== EXTRACTED MATERIAL ==

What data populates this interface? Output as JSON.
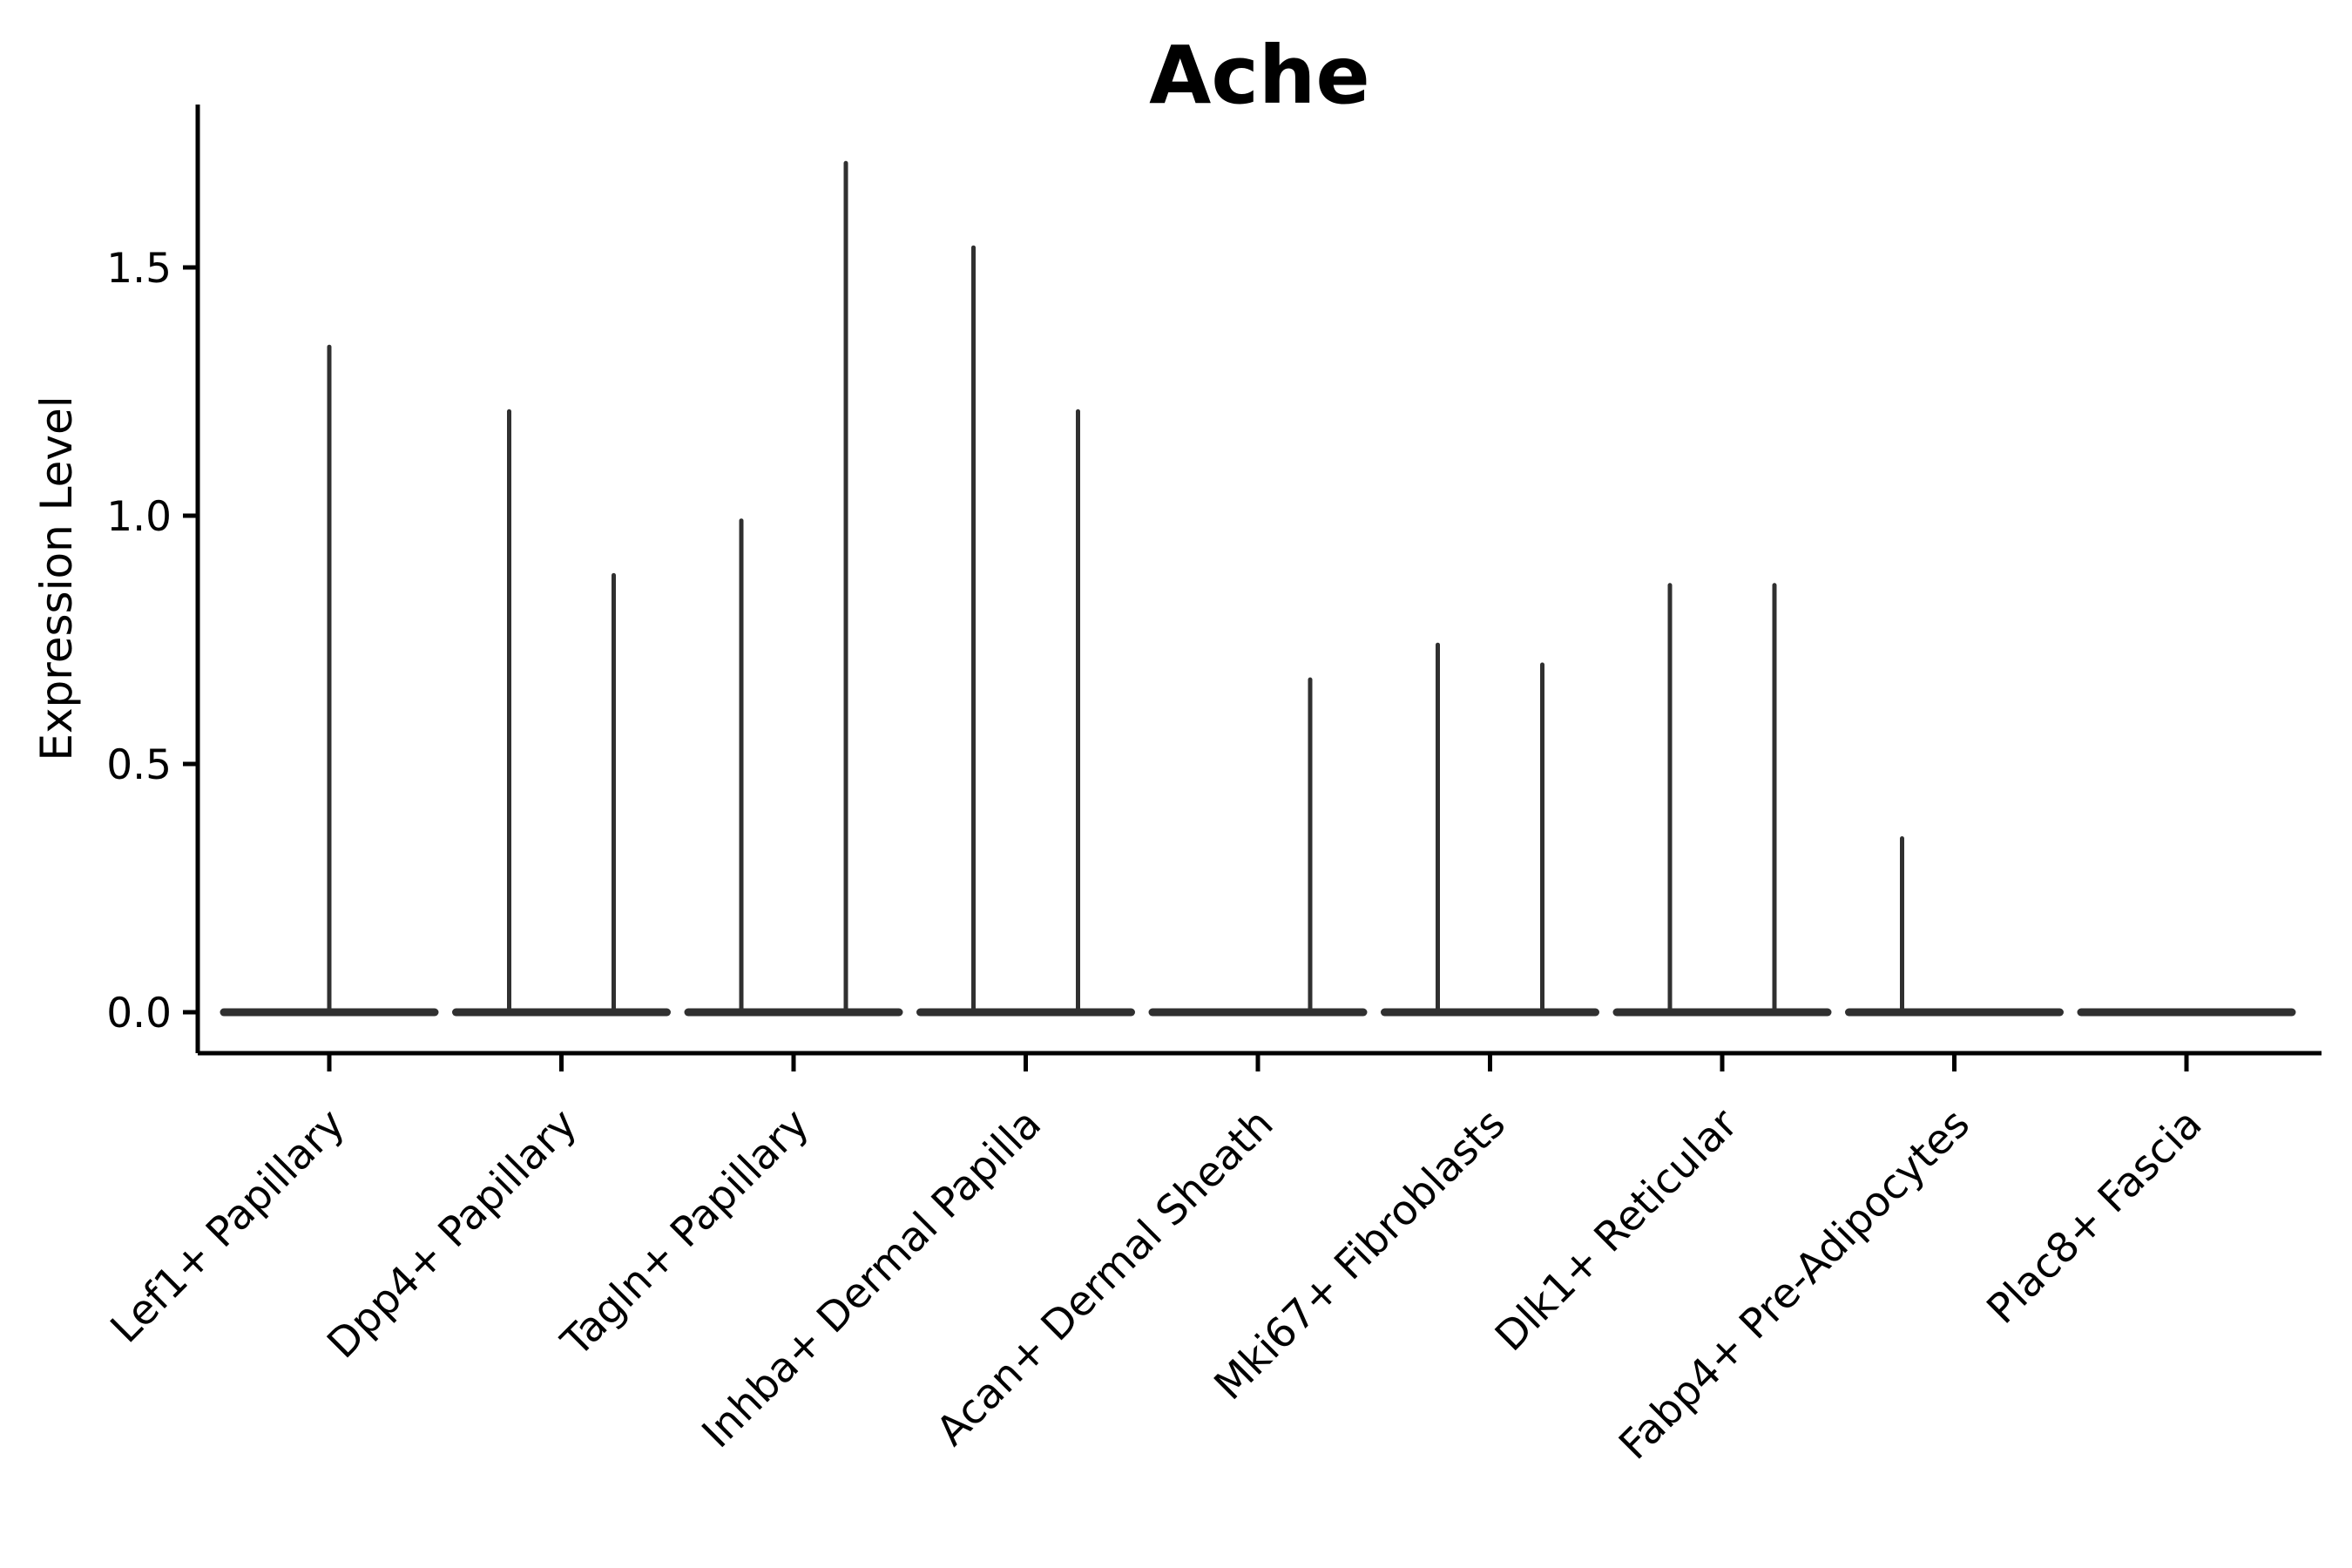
{
  "figure": {
    "title": "Ache",
    "background_color": "#ffffff",
    "axis_color": "#000000",
    "violin_color": "#303030"
  },
  "chart_data": {
    "type": "violin",
    "title": "Ache",
    "xlabel": "",
    "ylabel": "Expression Level",
    "ylim": [
      -0.08,
      1.83
    ],
    "yticks": [
      0.0,
      0.5,
      1.0,
      1.5
    ],
    "grid": false,
    "legend": "none",
    "baseline_value": 0.0,
    "categories": [
      "Lef1+ Papillary",
      "Dpp4+ Papillary",
      "Tagln+ Papillary",
      "Inhba+ Dermal Papilla",
      "Acan+ Dermal Sheath",
      "Mki67+ Fibroblasts",
      "Dlk1+ Reticular",
      "Fabp4+ Pre-Adipocytes",
      "Plac8+ Fascia"
    ],
    "violins": [
      {
        "category": "Lef1+ Papillary",
        "spikes": [
          {
            "value": 1.34,
            "position": "center"
          }
        ]
      },
      {
        "category": "Dpp4+ Papillary",
        "spikes": [
          {
            "value": 1.21,
            "position": "left"
          },
          {
            "value": 0.88,
            "position": "right"
          }
        ]
      },
      {
        "category": "Tagln+ Papillary",
        "spikes": [
          {
            "value": 0.99,
            "position": "left"
          },
          {
            "value": 1.71,
            "position": "right"
          }
        ]
      },
      {
        "category": "Inhba+ Dermal Papilla",
        "spikes": [
          {
            "value": 1.54,
            "position": "left"
          },
          {
            "value": 1.21,
            "position": "right"
          }
        ]
      },
      {
        "category": "Acan+ Dermal Sheath",
        "spikes": [
          {
            "value": 0.67,
            "position": "right"
          }
        ]
      },
      {
        "category": "Mki67+ Fibroblasts",
        "spikes": [
          {
            "value": 0.74,
            "position": "left"
          },
          {
            "value": 0.7,
            "position": "right"
          }
        ]
      },
      {
        "category": "Dlk1+ Reticular",
        "spikes": [
          {
            "value": 0.86,
            "position": "left"
          },
          {
            "value": 0.86,
            "position": "right"
          }
        ]
      },
      {
        "category": "Fabp4+ Pre-Adipocytes",
        "spikes": [
          {
            "value": 0.35,
            "position": "left"
          }
        ]
      },
      {
        "category": "Plac8+ Fascia",
        "spikes": []
      }
    ]
  }
}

===

OBJECTIVE:
Return only the number of lines in the data that contain "Fascia".

THE ANSWER:
2